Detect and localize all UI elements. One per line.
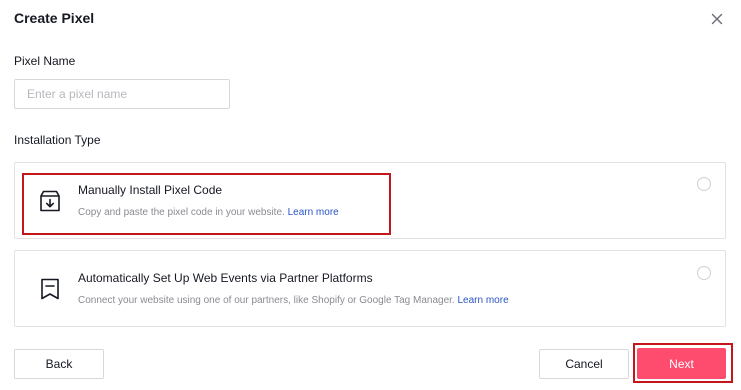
option-auto-radio[interactable] (697, 266, 711, 280)
installation-type-label: Installation Type (14, 133, 101, 147)
learn-more-link[interactable]: Learn more (458, 295, 509, 306)
next-button[interactable]: Next (637, 348, 726, 379)
download-box-icon (37, 188, 63, 214)
option-manual-description: Copy and paste the pixel code in your we… (78, 207, 339, 218)
option-auto-title: Automatically Set Up Web Events via Part… (78, 271, 373, 285)
learn-more-link[interactable]: Learn more (288, 207, 339, 218)
option-auto-description-text: Connect your website using one of our pa… (78, 295, 455, 306)
option-manual-description-text: Copy and paste the pixel code in your we… (78, 207, 285, 218)
option-manual-radio[interactable] (697, 177, 711, 191)
cancel-button[interactable]: Cancel (539, 349, 629, 379)
option-auto-setup[interactable]: Automatically Set Up Web Events via Part… (14, 250, 726, 327)
close-icon[interactable] (708, 10, 726, 28)
option-auto-description: Connect your website using one of our pa… (78, 295, 509, 306)
back-button[interactable]: Back (14, 349, 104, 379)
option-manual-title: Manually Install Pixel Code (78, 183, 223, 197)
pixel-name-input[interactable] (14, 79, 230, 109)
bookmark-flag-icon (37, 276, 63, 302)
pixel-name-label: Pixel Name (14, 54, 76, 68)
dialog-title: Create Pixel (14, 10, 95, 26)
option-manual-install[interactable]: Manually Install Pixel Code Copy and pas… (14, 162, 726, 239)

Exercise requirements
Convert the item above into a JSON list of strings, one string per line, skipping any blank lines. Leave the picture out.

Written response
[
  "Detect and localize all UI elements. One per line.",
  "option-auto-radio[interactable] (697, 266, 711, 280)",
  "installation-type-label: Installation Type (14, 133, 101, 147)",
  "learn-more-link[interactable]: Learn more (458, 295, 509, 306)",
  "next-button[interactable]: Next (637, 348, 726, 379)",
  "download-box-icon (37, 188, 63, 214)",
  "option-manual-description: Copy and paste the pixel code in your we… (78, 207, 339, 218)",
  "option-auto-title: Automatically Set Up Web Events via Part… (78, 271, 373, 285)",
  "learn-more-link[interactable]: Learn more (288, 207, 339, 218)",
  "option-auto-description-text: Connect your website using one of our pa… (78, 295, 455, 306)",
  "option-manual-description-text: Copy and paste the pixel code in your we… (78, 207, 285, 218)",
  "option-manual-radio[interactable] (697, 177, 711, 191)",
  "cancel-button[interactable]: Cancel (539, 349, 629, 379)",
  "option-auto-setup[interactable]: Automatically Set Up Web Events via Part… (14, 250, 726, 327)",
  "close-icon[interactable] (708, 10, 726, 28)",
  "option-auto-description: Connect your website using one of our pa… (78, 295, 509, 306)",
  "back-button[interactable]: Back (14, 349, 104, 379)",
  "option-manual-title: Manually Install Pixel Code (78, 183, 223, 197)",
  "pixel-name-input[interactable] (14, 79, 230, 109)",
  "bookmark-flag-icon (37, 276, 63, 302)",
  "pixel-name-label: Pixel Name (14, 54, 76, 68)",
  "dialog-title: Create Pixel (14, 10, 95, 26)",
  "option-manual-install[interactable]: Manually Install Pixel Code Copy and pas… (14, 162, 726, 239)"
]